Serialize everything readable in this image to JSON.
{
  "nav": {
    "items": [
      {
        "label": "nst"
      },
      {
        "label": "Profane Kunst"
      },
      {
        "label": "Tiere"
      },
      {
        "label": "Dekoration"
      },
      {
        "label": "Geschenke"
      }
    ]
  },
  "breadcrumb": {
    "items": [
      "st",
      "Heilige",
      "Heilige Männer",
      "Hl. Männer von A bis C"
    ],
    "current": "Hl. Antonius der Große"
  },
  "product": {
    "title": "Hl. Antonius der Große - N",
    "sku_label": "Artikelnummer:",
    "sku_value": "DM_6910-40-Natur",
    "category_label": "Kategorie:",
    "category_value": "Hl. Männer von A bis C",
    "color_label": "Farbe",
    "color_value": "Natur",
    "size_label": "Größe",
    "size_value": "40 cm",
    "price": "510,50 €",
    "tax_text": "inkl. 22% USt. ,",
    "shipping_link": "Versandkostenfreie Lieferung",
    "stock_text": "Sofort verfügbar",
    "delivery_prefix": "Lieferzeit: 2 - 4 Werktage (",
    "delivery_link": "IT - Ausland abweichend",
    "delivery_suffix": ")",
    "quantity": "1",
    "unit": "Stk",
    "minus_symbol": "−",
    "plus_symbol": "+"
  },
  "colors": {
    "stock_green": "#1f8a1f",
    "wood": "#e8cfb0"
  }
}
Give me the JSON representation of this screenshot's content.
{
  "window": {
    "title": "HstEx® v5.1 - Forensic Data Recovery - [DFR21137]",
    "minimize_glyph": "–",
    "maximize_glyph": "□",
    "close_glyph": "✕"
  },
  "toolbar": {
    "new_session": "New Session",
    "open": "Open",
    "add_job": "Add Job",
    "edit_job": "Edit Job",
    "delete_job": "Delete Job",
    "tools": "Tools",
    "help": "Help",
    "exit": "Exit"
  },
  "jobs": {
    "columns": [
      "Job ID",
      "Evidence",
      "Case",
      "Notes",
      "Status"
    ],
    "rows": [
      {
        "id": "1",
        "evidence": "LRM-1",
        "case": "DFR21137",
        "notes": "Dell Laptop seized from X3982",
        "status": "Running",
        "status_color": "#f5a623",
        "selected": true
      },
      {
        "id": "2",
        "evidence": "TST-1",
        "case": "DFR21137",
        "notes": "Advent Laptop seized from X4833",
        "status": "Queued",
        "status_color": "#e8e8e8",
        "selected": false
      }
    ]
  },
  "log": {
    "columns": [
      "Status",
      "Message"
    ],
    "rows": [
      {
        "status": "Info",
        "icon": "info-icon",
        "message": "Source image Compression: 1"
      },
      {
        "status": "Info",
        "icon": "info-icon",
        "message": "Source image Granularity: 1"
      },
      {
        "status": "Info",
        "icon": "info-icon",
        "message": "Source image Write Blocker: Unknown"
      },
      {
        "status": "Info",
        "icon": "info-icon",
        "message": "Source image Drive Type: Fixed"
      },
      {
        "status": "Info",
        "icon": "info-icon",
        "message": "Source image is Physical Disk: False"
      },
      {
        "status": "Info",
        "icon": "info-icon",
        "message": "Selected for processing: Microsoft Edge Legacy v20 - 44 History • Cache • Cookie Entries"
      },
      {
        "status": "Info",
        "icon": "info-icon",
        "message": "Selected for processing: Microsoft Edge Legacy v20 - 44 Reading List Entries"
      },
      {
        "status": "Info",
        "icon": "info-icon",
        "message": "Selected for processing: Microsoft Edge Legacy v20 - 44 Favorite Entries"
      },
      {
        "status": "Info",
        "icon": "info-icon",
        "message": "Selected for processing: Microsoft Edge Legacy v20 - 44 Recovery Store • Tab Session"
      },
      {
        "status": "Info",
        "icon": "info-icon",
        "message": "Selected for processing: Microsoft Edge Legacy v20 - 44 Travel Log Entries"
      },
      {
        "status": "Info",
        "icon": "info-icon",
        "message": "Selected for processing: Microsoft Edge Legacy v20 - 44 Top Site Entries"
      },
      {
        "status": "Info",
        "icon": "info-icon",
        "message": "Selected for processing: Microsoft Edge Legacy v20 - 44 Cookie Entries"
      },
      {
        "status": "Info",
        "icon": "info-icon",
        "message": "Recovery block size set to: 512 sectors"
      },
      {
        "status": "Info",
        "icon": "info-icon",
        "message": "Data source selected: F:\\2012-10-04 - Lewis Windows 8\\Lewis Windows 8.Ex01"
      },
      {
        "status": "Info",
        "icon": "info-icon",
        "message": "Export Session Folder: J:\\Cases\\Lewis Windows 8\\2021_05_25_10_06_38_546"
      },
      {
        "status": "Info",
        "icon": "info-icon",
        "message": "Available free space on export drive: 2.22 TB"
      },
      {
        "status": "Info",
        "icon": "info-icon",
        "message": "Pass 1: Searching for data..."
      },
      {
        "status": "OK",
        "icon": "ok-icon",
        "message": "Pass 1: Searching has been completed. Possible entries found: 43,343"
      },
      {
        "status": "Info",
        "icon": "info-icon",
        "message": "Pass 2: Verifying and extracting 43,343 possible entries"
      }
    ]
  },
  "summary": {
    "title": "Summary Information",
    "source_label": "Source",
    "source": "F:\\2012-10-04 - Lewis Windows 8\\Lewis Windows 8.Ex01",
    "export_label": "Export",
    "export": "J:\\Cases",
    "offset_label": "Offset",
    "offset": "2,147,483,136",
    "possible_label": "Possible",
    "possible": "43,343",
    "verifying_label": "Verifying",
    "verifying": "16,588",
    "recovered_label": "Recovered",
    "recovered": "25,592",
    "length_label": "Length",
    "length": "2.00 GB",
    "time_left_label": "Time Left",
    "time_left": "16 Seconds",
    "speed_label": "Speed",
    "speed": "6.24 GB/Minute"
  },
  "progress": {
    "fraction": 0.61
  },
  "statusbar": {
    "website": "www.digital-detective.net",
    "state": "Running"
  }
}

...

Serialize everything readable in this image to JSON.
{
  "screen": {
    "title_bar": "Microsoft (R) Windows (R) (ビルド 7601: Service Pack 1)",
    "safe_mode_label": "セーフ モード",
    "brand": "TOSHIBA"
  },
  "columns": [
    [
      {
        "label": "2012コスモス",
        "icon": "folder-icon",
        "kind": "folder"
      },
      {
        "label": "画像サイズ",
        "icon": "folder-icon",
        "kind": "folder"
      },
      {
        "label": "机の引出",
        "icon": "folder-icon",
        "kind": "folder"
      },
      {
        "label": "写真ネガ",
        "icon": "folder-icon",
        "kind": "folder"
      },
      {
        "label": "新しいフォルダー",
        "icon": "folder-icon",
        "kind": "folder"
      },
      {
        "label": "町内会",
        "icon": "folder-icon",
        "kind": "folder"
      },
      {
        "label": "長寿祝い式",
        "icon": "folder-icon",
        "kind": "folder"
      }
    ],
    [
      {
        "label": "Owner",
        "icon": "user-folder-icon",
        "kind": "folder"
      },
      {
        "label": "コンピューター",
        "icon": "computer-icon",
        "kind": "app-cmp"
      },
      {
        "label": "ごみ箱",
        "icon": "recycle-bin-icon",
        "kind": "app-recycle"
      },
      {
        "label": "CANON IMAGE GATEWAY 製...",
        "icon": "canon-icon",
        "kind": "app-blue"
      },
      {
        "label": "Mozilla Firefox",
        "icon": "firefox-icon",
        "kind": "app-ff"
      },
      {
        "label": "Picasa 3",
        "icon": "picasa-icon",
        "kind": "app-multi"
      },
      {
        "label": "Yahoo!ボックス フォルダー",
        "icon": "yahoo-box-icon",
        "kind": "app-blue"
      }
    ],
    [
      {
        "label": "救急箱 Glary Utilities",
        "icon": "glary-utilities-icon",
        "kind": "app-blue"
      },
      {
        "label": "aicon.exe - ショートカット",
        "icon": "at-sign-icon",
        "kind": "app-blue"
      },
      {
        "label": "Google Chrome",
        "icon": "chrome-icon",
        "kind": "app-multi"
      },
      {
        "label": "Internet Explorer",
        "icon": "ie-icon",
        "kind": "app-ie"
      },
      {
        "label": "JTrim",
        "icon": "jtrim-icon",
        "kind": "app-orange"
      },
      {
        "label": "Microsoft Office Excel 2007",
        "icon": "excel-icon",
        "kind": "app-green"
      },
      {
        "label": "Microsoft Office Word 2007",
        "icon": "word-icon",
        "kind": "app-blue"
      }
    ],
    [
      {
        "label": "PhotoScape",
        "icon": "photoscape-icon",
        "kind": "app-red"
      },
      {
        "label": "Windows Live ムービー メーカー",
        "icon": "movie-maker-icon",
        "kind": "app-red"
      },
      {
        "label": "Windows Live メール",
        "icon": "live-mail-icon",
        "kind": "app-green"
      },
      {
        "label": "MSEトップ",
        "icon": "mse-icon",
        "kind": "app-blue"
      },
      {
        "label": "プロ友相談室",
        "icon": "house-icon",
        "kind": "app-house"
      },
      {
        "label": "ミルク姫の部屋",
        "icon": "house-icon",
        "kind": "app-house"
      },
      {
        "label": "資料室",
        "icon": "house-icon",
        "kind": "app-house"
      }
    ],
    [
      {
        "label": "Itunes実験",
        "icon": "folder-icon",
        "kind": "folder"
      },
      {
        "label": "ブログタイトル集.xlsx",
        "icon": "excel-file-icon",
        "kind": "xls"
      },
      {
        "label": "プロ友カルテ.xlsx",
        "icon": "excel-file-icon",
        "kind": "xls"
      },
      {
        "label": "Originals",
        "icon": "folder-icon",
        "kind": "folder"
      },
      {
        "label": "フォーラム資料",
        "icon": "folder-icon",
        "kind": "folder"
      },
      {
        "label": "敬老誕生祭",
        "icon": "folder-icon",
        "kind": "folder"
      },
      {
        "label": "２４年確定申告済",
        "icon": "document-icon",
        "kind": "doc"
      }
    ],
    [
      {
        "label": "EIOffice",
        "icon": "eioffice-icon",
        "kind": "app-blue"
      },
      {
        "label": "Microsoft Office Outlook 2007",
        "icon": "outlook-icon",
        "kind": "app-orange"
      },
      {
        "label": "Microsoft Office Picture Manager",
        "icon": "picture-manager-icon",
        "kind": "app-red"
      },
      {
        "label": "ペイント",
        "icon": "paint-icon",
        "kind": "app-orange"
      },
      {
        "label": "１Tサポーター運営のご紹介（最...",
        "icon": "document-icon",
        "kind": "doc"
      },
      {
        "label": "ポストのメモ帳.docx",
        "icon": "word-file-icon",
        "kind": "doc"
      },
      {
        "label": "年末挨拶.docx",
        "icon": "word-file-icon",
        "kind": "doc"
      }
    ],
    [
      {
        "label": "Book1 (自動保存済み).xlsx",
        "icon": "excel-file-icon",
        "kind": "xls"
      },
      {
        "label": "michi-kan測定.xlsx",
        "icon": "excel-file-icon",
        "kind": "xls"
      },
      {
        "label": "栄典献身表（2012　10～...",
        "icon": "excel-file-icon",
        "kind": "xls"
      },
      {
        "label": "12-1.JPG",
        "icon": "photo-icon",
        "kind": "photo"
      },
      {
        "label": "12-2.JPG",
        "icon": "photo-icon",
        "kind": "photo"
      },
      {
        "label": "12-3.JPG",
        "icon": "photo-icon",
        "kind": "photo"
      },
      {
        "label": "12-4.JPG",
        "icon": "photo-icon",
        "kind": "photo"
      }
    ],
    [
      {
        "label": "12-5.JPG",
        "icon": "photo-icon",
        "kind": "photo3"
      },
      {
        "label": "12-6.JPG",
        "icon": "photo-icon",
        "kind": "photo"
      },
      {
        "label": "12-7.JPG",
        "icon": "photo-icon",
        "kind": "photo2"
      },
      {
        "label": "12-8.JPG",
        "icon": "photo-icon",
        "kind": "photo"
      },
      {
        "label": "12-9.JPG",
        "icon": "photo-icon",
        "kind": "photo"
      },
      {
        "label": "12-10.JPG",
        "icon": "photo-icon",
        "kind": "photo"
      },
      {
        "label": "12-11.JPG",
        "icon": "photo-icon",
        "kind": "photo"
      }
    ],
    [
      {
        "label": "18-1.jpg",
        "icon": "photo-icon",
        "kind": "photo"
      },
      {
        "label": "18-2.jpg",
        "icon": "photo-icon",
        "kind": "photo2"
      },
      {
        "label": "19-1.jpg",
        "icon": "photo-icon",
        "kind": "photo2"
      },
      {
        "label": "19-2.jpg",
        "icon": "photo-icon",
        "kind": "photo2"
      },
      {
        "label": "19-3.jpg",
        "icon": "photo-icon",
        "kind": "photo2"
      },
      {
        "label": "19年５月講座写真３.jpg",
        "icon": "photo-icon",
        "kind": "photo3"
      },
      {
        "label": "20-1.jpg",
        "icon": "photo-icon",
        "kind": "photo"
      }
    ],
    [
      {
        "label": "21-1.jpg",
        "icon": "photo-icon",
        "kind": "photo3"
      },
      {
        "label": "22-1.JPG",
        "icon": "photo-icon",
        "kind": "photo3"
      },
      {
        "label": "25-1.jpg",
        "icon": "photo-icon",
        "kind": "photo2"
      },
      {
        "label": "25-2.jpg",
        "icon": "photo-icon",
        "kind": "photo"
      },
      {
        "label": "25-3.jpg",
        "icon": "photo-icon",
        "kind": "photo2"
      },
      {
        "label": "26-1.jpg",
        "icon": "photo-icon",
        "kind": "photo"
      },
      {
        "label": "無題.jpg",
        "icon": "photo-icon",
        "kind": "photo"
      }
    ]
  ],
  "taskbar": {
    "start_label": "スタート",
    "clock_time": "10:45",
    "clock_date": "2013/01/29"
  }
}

» GOAL OF THE EXERCISE:
Look for "Legacy" and pull out every line that has it.

» THE REPLY:
        "message": "Selected for processing: Microsoft Edge Legacy v20 - 44 History • Cache • Cookie Entries"
        "message": "Selected for processing: Microsoft Edge Legacy v20 - 44 Reading List Entries"
        "message": "Selected for processing: Microsoft Edge Legacy v20 - 44 Favorite Entries"
        "message": "Selected for processing: Microsoft Edge Legacy v20 - 44 Recovery Store • Tab Session"
        "message": "Selected for processing: Microsoft Edge Legacy v20 - 44 Travel Log Entries"
        "message": "Selected for processing: Microsoft Edge Legacy v20 - 44 Top Site Entries"
        "message": "Selected for processing: Microsoft Edge Legacy v20 - 44 Cookie Entries"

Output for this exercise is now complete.